***** Source material

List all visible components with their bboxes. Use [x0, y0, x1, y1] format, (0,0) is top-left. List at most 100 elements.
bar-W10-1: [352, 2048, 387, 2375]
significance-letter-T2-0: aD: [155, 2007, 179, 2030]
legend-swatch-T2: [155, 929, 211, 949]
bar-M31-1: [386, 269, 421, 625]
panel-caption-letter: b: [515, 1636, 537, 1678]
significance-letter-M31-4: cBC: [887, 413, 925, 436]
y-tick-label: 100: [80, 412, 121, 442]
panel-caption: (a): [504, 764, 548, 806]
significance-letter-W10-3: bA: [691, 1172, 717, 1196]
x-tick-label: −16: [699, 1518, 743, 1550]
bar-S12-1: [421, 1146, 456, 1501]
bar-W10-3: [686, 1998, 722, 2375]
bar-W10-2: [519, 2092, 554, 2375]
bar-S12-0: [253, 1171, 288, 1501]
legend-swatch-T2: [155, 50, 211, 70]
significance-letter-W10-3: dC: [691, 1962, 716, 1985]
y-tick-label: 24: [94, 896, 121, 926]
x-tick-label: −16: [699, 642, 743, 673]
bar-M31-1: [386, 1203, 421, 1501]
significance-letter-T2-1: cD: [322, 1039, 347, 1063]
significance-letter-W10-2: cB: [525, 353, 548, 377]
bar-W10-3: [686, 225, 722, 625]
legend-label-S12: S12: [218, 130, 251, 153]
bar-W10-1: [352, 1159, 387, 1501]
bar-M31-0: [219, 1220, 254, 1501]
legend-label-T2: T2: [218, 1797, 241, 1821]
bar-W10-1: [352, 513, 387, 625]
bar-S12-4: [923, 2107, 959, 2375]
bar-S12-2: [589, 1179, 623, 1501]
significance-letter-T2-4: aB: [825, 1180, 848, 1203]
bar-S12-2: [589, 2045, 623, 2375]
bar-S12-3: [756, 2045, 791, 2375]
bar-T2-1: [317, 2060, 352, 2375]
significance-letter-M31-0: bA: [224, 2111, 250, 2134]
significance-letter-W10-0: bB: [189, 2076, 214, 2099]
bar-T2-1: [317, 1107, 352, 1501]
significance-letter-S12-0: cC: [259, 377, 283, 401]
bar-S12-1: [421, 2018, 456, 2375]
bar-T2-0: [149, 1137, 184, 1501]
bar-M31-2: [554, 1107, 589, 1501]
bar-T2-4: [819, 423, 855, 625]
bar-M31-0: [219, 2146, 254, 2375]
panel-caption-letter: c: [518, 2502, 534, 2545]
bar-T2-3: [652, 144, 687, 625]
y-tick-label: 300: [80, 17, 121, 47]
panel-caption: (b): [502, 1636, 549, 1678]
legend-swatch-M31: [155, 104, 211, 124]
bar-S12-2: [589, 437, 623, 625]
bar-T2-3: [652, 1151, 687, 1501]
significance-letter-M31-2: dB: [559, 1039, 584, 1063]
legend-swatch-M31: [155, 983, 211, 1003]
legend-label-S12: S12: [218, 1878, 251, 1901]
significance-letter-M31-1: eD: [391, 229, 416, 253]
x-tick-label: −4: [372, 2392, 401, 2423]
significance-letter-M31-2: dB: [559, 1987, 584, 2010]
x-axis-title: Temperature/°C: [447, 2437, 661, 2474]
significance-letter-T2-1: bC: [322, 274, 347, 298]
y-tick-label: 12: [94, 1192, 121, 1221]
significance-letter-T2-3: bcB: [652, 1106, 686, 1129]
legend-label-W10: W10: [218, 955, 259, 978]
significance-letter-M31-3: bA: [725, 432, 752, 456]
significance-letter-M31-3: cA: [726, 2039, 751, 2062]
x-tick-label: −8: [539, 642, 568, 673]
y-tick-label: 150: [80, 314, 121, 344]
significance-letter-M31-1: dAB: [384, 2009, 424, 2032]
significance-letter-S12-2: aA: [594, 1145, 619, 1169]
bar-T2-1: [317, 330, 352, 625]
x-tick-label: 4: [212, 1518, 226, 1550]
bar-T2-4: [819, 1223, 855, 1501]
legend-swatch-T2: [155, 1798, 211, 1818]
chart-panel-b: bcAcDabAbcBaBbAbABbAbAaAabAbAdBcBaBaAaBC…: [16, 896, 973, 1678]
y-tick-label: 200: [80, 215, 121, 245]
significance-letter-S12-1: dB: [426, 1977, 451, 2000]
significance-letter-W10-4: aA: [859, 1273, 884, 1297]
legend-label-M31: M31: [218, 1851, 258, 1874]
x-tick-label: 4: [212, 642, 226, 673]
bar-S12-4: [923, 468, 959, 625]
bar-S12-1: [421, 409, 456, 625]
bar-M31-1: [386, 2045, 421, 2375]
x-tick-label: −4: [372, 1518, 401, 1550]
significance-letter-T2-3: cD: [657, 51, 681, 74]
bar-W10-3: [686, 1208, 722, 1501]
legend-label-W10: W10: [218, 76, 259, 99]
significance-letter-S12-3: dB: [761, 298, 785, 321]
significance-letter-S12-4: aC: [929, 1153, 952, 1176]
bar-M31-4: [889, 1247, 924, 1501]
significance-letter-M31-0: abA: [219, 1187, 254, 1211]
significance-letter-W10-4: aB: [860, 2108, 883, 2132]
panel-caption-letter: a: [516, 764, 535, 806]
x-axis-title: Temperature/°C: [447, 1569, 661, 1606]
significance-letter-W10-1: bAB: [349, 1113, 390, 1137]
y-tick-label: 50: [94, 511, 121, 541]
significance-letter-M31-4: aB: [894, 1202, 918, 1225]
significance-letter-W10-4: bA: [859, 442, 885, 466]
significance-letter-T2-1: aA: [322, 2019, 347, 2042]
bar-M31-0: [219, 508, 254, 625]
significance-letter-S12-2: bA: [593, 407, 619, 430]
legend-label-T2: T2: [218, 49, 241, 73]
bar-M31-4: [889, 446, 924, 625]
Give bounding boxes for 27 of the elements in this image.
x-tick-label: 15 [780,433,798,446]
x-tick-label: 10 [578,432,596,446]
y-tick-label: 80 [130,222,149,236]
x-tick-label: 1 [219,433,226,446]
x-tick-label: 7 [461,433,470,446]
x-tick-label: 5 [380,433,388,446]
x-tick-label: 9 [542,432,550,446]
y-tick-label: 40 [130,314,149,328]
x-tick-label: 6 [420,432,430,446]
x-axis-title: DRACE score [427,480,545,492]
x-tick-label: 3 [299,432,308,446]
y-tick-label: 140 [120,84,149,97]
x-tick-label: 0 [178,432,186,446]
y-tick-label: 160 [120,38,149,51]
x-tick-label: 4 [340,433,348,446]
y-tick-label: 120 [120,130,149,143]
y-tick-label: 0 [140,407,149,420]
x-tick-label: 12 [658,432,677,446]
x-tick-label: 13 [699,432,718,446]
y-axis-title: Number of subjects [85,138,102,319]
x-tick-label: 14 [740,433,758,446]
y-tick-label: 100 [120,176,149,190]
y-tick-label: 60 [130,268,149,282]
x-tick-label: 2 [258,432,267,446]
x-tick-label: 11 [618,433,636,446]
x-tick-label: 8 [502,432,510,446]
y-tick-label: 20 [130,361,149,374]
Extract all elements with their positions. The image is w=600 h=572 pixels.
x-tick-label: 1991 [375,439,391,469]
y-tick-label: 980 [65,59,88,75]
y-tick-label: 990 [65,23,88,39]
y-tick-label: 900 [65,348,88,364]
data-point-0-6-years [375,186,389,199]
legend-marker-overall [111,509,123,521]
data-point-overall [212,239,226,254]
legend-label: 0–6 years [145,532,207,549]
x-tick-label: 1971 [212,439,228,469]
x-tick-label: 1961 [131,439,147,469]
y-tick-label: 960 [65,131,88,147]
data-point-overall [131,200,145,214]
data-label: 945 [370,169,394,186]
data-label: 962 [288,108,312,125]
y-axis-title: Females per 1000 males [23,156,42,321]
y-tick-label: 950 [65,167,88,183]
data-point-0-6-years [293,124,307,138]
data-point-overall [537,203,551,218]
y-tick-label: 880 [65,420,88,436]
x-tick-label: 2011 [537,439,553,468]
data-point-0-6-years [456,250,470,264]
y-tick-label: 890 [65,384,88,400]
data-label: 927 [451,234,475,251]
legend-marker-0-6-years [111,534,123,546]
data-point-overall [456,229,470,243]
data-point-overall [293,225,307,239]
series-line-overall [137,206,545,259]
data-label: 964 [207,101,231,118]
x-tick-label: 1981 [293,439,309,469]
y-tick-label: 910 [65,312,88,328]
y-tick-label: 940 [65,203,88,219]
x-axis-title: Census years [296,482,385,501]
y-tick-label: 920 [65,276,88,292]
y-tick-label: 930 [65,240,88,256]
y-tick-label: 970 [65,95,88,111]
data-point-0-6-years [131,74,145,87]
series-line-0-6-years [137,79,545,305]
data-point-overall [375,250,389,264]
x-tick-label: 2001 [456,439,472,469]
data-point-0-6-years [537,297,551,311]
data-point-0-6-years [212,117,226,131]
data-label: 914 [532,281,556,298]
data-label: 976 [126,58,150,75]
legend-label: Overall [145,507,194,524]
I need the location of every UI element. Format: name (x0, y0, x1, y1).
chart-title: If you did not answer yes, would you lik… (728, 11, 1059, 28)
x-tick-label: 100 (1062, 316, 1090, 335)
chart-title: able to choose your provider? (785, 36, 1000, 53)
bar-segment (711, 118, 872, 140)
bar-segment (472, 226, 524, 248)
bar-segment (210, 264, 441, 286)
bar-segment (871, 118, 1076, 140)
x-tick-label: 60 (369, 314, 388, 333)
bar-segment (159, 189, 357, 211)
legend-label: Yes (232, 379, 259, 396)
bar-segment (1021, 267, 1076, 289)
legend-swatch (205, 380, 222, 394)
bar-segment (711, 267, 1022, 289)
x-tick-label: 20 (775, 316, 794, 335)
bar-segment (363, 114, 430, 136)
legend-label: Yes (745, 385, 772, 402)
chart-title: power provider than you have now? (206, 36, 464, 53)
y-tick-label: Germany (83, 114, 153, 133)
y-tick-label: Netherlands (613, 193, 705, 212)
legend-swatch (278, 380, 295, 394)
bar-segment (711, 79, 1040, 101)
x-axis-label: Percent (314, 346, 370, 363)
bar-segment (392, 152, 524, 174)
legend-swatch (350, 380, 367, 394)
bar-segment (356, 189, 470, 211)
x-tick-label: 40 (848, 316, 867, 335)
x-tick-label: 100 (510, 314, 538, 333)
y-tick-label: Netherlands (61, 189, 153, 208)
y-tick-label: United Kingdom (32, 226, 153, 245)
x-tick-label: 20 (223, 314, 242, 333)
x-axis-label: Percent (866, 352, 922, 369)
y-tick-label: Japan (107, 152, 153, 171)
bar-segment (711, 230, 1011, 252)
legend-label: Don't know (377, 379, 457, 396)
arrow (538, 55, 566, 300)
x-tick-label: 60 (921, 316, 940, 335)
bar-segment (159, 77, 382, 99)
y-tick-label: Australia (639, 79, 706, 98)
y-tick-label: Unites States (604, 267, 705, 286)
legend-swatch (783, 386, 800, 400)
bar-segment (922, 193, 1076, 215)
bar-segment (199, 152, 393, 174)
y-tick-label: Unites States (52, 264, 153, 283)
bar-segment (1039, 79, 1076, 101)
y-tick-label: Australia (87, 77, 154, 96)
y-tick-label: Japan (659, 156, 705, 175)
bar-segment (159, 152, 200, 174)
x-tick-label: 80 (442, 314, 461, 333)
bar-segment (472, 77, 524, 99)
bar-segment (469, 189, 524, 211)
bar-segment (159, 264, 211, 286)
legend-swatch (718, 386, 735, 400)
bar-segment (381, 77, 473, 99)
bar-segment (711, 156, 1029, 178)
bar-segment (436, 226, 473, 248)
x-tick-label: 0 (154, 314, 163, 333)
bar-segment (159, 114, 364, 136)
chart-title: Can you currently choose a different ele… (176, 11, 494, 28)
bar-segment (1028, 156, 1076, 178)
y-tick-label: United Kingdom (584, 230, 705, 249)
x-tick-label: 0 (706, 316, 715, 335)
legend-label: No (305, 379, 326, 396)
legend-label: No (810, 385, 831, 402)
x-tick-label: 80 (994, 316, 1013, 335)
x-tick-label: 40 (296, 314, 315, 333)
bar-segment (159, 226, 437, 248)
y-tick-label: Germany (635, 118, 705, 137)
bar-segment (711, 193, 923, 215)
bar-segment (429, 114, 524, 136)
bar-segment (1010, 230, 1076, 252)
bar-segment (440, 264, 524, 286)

**********

* Problem *
Update the lines from the start of the rows up to and including the line with "legend-label-T2: T2: [218, 1797, 241, 1821]" by changing "bboxes" to "bounding boxes", leaving everything else as it is. Give back only those lines.

* Solved problem *
List all visible components with their bounding boxes. Use [x0, y0, x1, y1] format, (0,0) is top-left. List at most 100 elements.
bar-W10-1: [352, 2048, 387, 2375]
significance-letter-T2-0: aD: [155, 2007, 179, 2030]
legend-swatch-T2: [155, 929, 211, 949]
bar-M31-1: [386, 269, 421, 625]
panel-caption-letter: b: [515, 1636, 537, 1678]
significance-letter-M31-4: cBC: [887, 413, 925, 436]
y-tick-label: 100: [80, 412, 121, 442]
panel-caption: (a): [504, 764, 548, 806]
significance-letter-W10-3: bA: [691, 1172, 717, 1196]
x-tick-label: −16: [699, 1518, 743, 1550]
bar-S12-1: [421, 1146, 456, 1501]
bar-W10-3: [686, 1998, 722, 2375]
bar-W10-2: [519, 2092, 554, 2375]
bar-S12-0: [253, 1171, 288, 1501]
legend-swatch-T2: [155, 50, 211, 70]
significance-letter-W10-3: dC: [691, 1962, 716, 1985]
y-tick-label: 24: [94, 896, 121, 926]
x-tick-label: −16: [699, 642, 743, 673]
bar-M31-1: [386, 1203, 421, 1501]
significance-letter-T2-1: cD: [322, 1039, 347, 1063]
significance-letter-W10-2: cB: [525, 353, 548, 377]
bar-W10-3: [686, 225, 722, 625]
legend-label-S12: S12: [218, 130, 251, 153]
bar-W10-1: [352, 1159, 387, 1501]
bar-M31-0: [219, 1220, 254, 1501]
legend-label-T2: T2: [218, 1797, 241, 1821]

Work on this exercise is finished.